A block of data:
++++++++++
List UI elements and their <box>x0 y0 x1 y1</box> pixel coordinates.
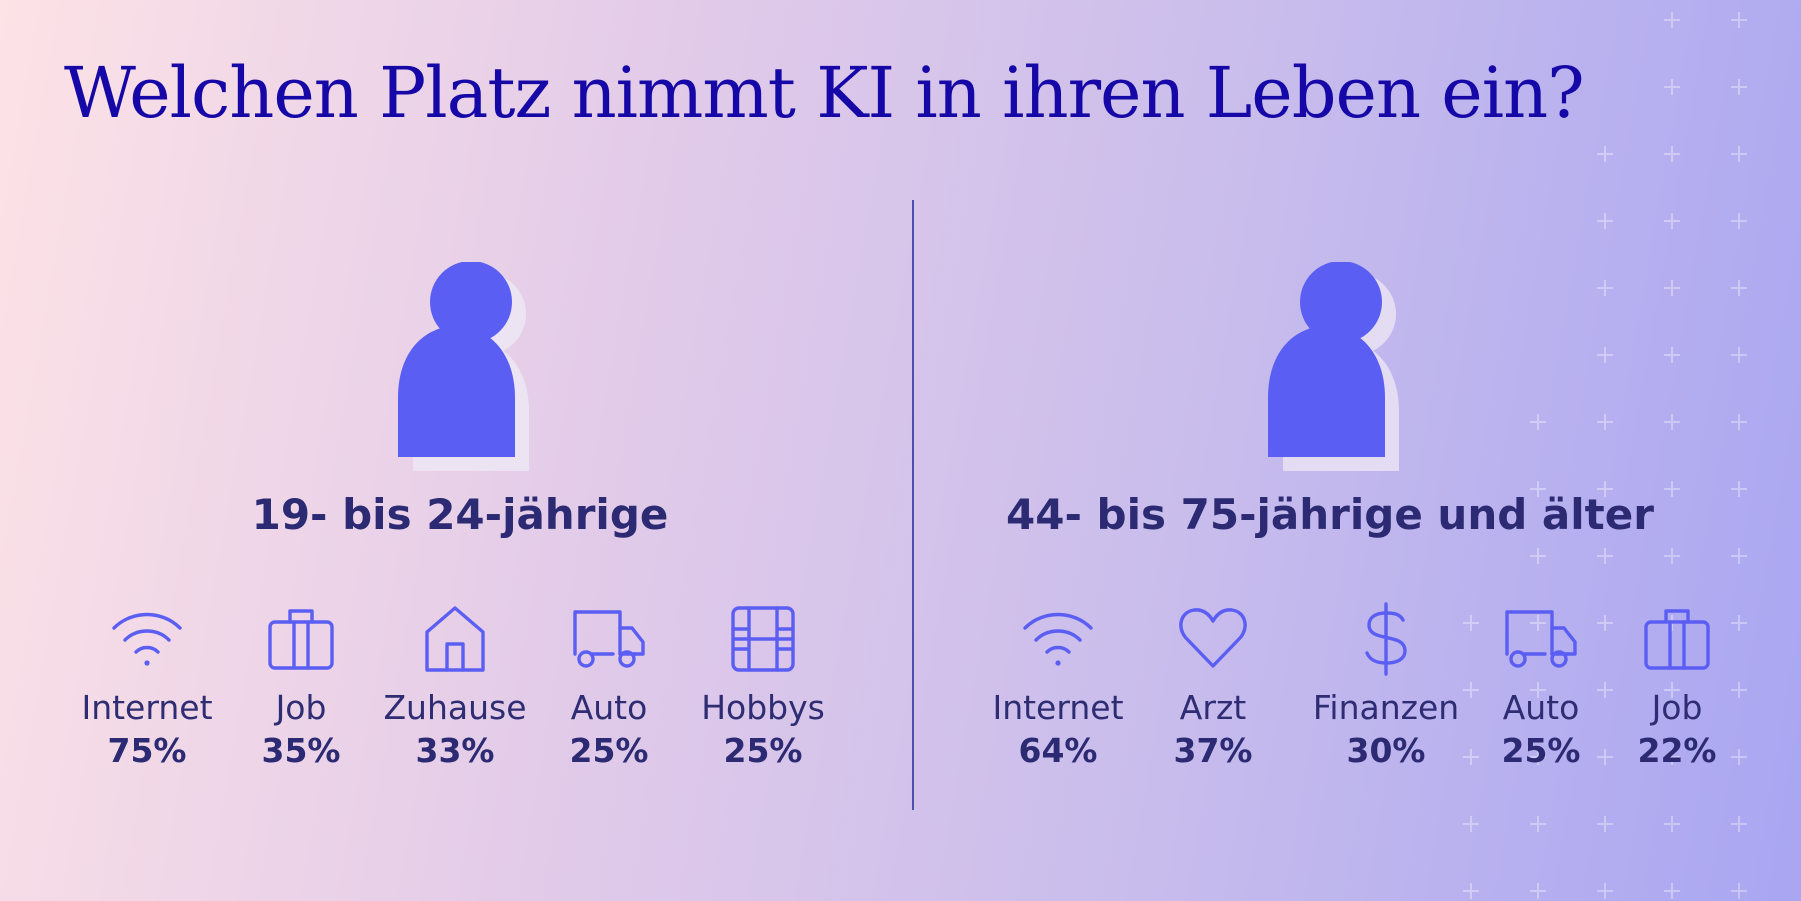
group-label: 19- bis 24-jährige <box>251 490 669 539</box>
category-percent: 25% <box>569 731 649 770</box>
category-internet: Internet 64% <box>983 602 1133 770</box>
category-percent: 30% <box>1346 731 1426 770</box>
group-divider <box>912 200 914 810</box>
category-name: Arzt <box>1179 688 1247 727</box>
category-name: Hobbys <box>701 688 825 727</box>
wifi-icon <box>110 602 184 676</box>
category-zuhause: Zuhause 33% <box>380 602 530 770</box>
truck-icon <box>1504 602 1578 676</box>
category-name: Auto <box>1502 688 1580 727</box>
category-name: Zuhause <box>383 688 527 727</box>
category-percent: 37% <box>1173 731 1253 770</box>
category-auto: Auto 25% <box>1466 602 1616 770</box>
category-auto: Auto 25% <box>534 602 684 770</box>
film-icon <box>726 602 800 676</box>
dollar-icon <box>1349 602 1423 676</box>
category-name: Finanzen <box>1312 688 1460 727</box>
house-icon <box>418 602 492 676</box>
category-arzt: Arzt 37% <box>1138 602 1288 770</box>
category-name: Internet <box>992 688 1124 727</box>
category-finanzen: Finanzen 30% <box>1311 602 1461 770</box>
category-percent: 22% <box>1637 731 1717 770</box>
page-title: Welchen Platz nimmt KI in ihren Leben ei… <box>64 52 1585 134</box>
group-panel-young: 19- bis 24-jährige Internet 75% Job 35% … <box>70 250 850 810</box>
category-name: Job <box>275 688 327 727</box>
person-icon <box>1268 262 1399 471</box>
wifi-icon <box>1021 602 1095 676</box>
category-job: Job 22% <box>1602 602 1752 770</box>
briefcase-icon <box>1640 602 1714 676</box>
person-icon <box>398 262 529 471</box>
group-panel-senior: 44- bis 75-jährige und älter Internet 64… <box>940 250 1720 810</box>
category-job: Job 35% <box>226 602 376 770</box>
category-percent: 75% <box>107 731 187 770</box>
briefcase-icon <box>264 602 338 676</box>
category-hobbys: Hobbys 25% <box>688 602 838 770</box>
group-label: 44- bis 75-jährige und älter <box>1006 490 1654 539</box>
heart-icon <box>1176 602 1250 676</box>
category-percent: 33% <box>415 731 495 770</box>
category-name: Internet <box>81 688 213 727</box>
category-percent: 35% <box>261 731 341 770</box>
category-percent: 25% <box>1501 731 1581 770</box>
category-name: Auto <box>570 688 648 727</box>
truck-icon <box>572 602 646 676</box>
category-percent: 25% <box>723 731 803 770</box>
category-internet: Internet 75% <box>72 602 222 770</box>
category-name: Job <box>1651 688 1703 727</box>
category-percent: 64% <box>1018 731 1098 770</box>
++++++++++
Set exercise: Could you rename "category-name" to "category-caption" everywhere in the material above, leave every other part unchanged, and omit the picture from your answer?

Task solution:
List UI elements and their <box>x0 y0 x1 y1</box> pixel coordinates.
group-label: 19- bis 24-jährige <box>251 490 669 539</box>
category-percent: 25% <box>569 731 649 770</box>
category-internet: Internet 64% <box>983 602 1133 770</box>
category-percent: 30% <box>1346 731 1426 770</box>
group-divider <box>912 200 914 810</box>
category-caption: Arzt <box>1179 688 1247 727</box>
category-caption: Hobbys <box>701 688 825 727</box>
wifi-icon <box>110 602 184 676</box>
category-zuhause: Zuhause 33% <box>380 602 530 770</box>
truck-icon <box>1504 602 1578 676</box>
category-caption: Auto <box>1502 688 1580 727</box>
category-caption: Zuhause <box>383 688 527 727</box>
category-percent: 37% <box>1173 731 1253 770</box>
category-auto: Auto 25% <box>1466 602 1616 770</box>
category-auto: Auto 25% <box>534 602 684 770</box>
film-icon <box>726 602 800 676</box>
dollar-icon <box>1349 602 1423 676</box>
category-caption: Finanzen <box>1312 688 1460 727</box>
house-icon <box>418 602 492 676</box>
category-arzt: Arzt 37% <box>1138 602 1288 770</box>
category-caption: Internet <box>992 688 1124 727</box>
category-finanzen: Finanzen 30% <box>1311 602 1461 770</box>
category-percent: 22% <box>1637 731 1717 770</box>
page-title: Welchen Platz nimmt KI in ihren Leben ei… <box>64 52 1585 134</box>
group-panel-young: 19- bis 24-jährige Internet 75% Job 35% … <box>70 250 850 810</box>
category-caption: Job <box>275 688 327 727</box>
person-icon <box>1268 262 1399 471</box>
wifi-icon <box>1021 602 1095 676</box>
category-job: Job 22% <box>1602 602 1752 770</box>
briefcase-icon <box>1640 602 1714 676</box>
person-icon <box>398 262 529 471</box>
group-panel-senior: 44- bis 75-jährige und älter Internet 64… <box>940 250 1720 810</box>
category-job: Job 35% <box>226 602 376 770</box>
category-percent: 75% <box>107 731 187 770</box>
briefcase-icon <box>264 602 338 676</box>
category-hobbys: Hobbys 25% <box>688 602 838 770</box>
group-label: 44- bis 75-jährige und älter <box>1006 490 1654 539</box>
heart-icon <box>1176 602 1250 676</box>
category-percent: 33% <box>415 731 495 770</box>
category-caption: Internet <box>81 688 213 727</box>
category-percent: 35% <box>261 731 341 770</box>
category-percent: 25% <box>1501 731 1581 770</box>
category-caption: Auto <box>570 688 648 727</box>
truck-icon <box>572 602 646 676</box>
category-percent: 25% <box>723 731 803 770</box>
category-internet: Internet 75% <box>72 602 222 770</box>
category-caption: Job <box>1651 688 1703 727</box>
category-percent: 64% <box>1018 731 1098 770</box>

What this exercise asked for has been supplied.